Print the entries in full, word for word, but not the pictures.

================================

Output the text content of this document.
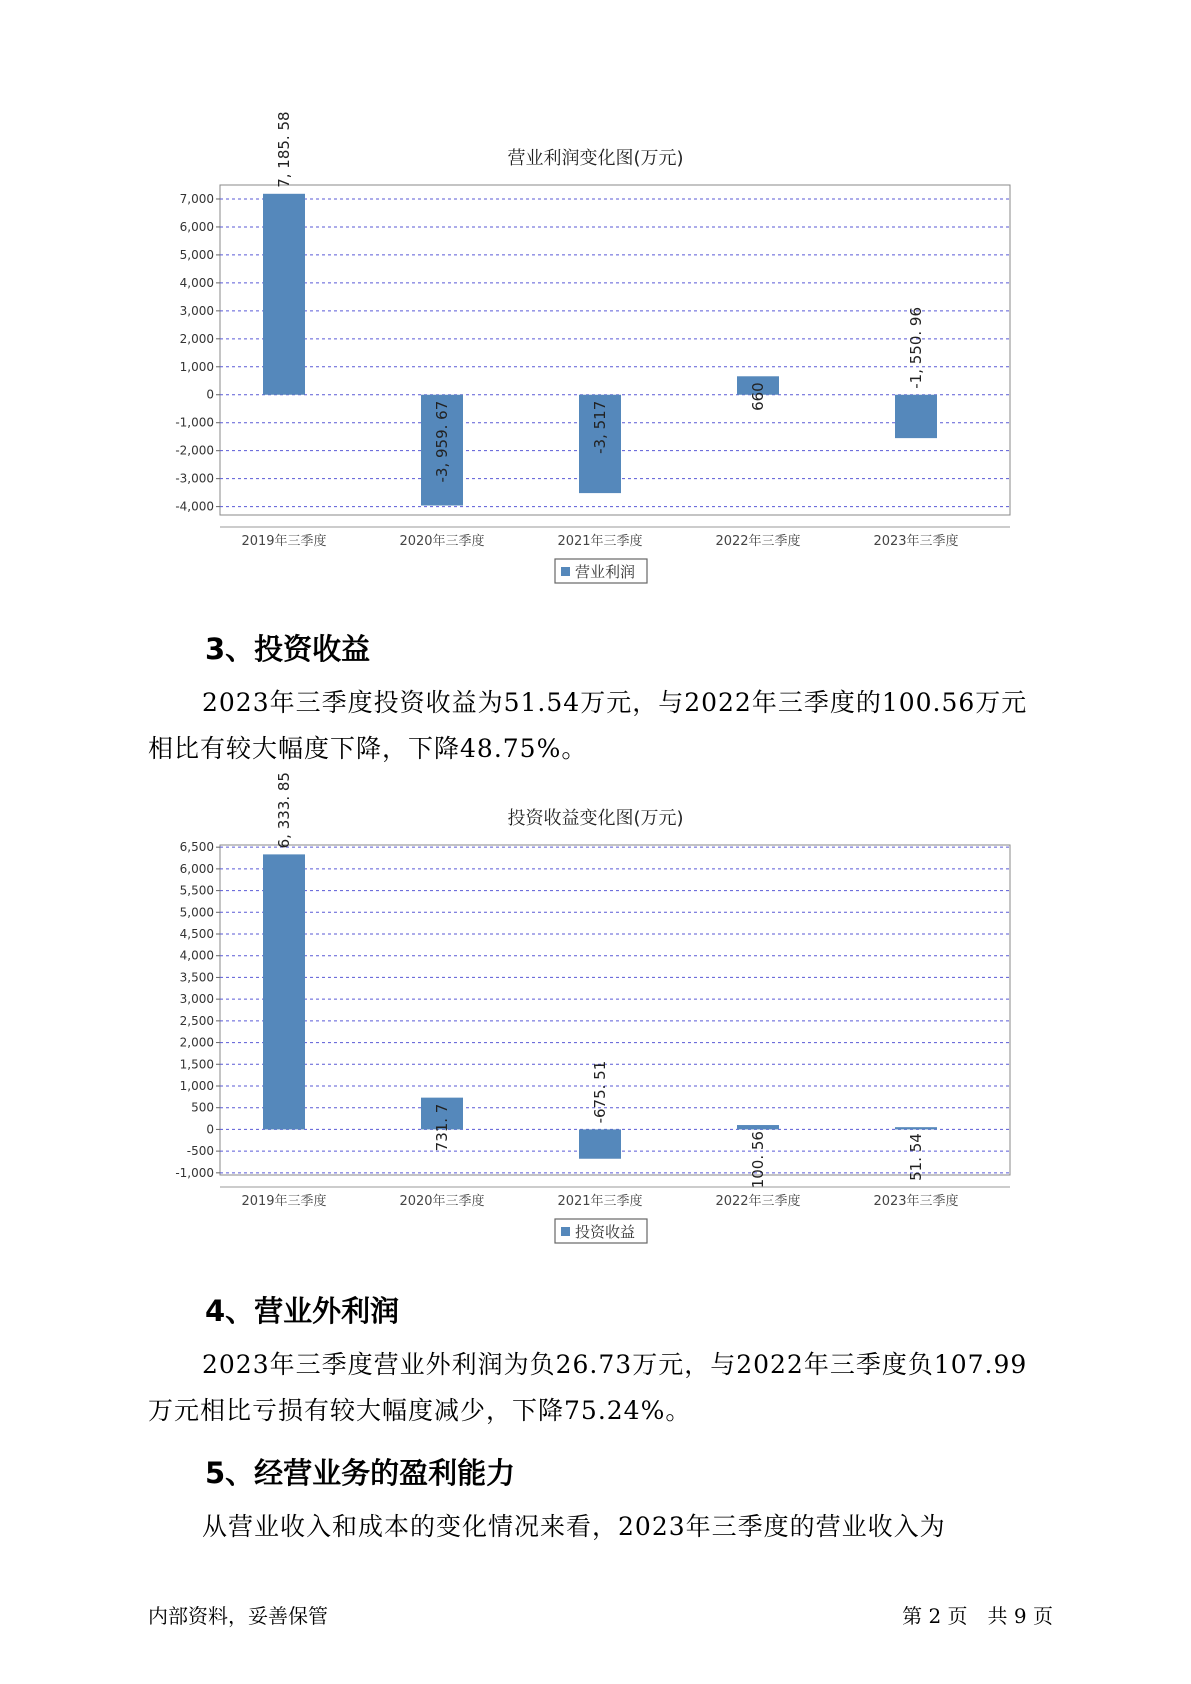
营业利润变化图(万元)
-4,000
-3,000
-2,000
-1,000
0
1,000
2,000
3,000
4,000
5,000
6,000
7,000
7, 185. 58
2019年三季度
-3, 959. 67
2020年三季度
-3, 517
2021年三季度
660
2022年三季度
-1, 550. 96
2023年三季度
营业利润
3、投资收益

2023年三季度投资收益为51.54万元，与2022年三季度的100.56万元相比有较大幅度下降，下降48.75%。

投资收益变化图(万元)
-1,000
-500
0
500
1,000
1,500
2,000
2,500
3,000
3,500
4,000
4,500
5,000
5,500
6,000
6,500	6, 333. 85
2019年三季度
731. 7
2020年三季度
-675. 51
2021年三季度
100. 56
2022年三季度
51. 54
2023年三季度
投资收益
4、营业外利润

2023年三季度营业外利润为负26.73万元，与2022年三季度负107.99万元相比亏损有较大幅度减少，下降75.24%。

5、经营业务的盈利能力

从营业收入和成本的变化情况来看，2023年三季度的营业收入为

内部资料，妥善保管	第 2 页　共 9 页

================================

> SOLUTION TO THIS TASK
Output the text content of this document.
营业利润变化图(万元)
-4,000
-3,000
-2,000
-1,000
0
1,000
2,000
3,000
4,000
5,000
6,000
7,000
7, 185. 58
2019年三季度
-3, 959. 67
2020年三季度
-3, 517
2021年三季度
660
2022年三季度
-1, 550. 96
2023年三季度
营业利润
3、投资收益

2023年三季度投资收益为51.54万元，与2022年三季度的100.56万元相比有较大幅度下降，下降48.75%。

投资收益变化图(万元)
-1,000
-500
0
500
1,000
1,500
2,000
2,500
3,000
3,500
4,000
4,500
5,000
5,500
6,000
6,500	6, 333. 85
2019年三季度
731. 7
2020年三季度
-675. 51
2021年三季度
100. 56
2022年三季度
51. 54
2023年三季度
投资收益
4、营业外利润

2023年三季度营业外利润为负26.73万元，与2022年三季度负107.99万元相比亏损有较大幅度减少，下降75.24%。

5、经营业务的盈利能力

从营业收入和成本的变化情况来看，2023年三季度的营业收入为

内部资料，妥善保管	第 2 页　共 9 页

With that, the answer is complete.